Texte fourni »
# # # # #
La Piedra No 9, automne 2012

En 2011, le PASC lançait sa campagne pour cibler les profiteurs canadiens de la guerre en Colombie. La guerre sale qui ravage la Colombie n’est pas étrangère au Canada. En effet, de nombreuses compagnies canadiennes, principalement du secteur extractif, appuyées par l’État canadien, prétendent mener des projets de développement aux bénéfices des Colombien.ne.s, et entraînent en réalité destruction environnementale, militarisation des régions, répression politique, violations des droits humains, des normes du travail, des droits syndicaux, sociaux et territoriaux, etc.

Nous dénonçons le fait que la guerre en Colombie relève d’une guerre impérialiste, mais également la façon ces mêmes compagnies et l’État canadien persistent dans leur entreprise colonialiste sur le territoire de ce qu’on appelle le Canada. Deux exemples :

 

Enbridge

En Colombie, Enbridge se lance dans la construction d’un nouveau pipeline qui sera prêt en 2017 : 800 km à travers les Andes vers la côte ouest (Tumaco ou Buenaventura), pour vendre plus facilement le pétrole colombien sur le marché asiatique.

Déjà, Enbridge était impliquée dans le conflit colombien par la possession de 24,7% des parts de l’oléoduc d’Ocensa, qui sert à acheminer le pétrole de la Talisman. C’est le plus gros pipeline de Colombie. Il compte 17 bases militaires le long de son parcours et 1400 soldats sont assignés à sa protection. Ocensa a de nombreuses fois été lié à des violations de droits humains et de la répression1.

Au Canada, Enbridge opère le plus long pipeline du monde (du Canada aux États-Unis) et la plus grosse compagnie de distribution de gaz au pays, Enbridge Consumers Gas. La compagnie pilote le méga-projet de construction de l’oléoduc Northern Gateway de 1177 kilomètres en Colombie-Britannique, afin de transporter le pétrole des sables bitumineux albertains jusqu’à un port en eau profonde sur le Pacifique. Le Northern Gateway est un projet fortement contesté par les communautés autochtones de la région, le pipeline prétendant traverser leurs terres2.

Mais ne vous faites pas une mauvaise image d’Enbridge! C’est une compagnie responsable, qui distribue beaucoup de miettes dans les communautés où elle passe, surtout chez les communautés autochtones (éducation, santé, culture, environnement). Par exemple, Enbridge est le partenaire financier principal de « Our Story / Notre histoire – Concours canadien de rédaction et d’arts pour autochtones » (de même que la minière Vale, basée à Toronto), supporté aussi par Affaires autochtones et Développement du Nord Canada3.
# # # # #
Données fournies »
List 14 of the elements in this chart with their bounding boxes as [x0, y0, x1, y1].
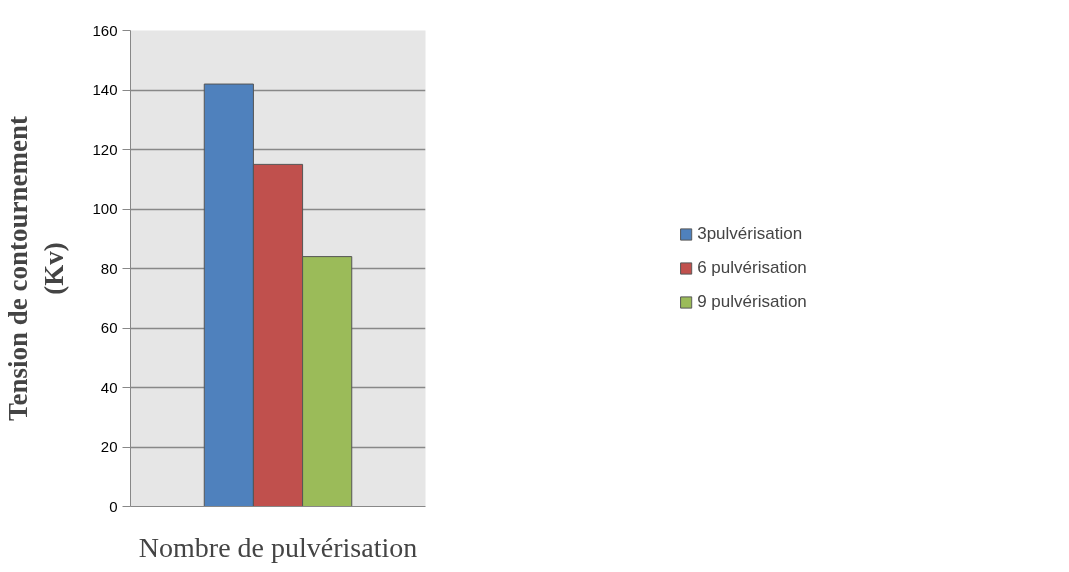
- y-tick-label: 20: [100, 438, 118, 455]
- y-tick-label: 160: [92, 21, 118, 39]
- y-tick-label: 80: [100, 259, 118, 277]
- legend-label: 3pulvérisation: [697, 224, 803, 244]
- legend-label: 6 pulvérisation: [697, 258, 807, 278]
- y-tick-label: 140: [92, 81, 118, 98]
- y-tick-label: 100: [92, 200, 118, 217]
- legend-label: 9 pulvérisation: [697, 292, 807, 312]
- y-axis-title: Tension de contournement (Kv): [3, 115, 70, 422]
- y-tick-label: 120: [92, 140, 118, 158]
- x-axis-title: Nombre de pulvérisation: [138, 531, 418, 563]
- y-tick-label: 0: [109, 497, 118, 515]
- y-tick-label: 60: [100, 319, 118, 336]
- y-tick-label: 40: [100, 378, 118, 396]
# # # # #
Consigne 1 »
D'après le texte sur les profiteurs canadiens de la guerre en Colombie, pourquoi Enbridge construit-elle un nouveau pipeline vers la côte ouest colombienne ? Répondez en une à trois phrases.
Consigne 2 »
Répondez aux questions suivantes à partir du texte sur les profiteurs canadiens de la guerre en Colombie.
(a) En quelle année le PASC a-t-il lancé sa campagne ?
(b) Quel pourcentage des parts de l'oléoduc d'Ocensa Enbridge possédait-elle ?
(c) Quelle est la longueur de l'oléoduc Northern Gateway ?
Consigne 3 »
Énumérez tous les domaines dans lesquels, selon le texte sur les profiteurs canadiens de la guerre en Colombie, Enbridge distribue des « miettes » aux communautés autochtones.

Corrigé 1 »
Enbridge construit ce pipeline de 800 km à travers les Andes, vers Tumaco ou Buenaventura, pour vendre plus facilement le pétrole colombien sur le marché asiatique.

Corrigé 2 »
(a) En 2011.
(b) 24,7 %.
(c) 1177 kilomètres.

Corrigé 3 »
- Éducation
- Santé
- Culture
- Environnement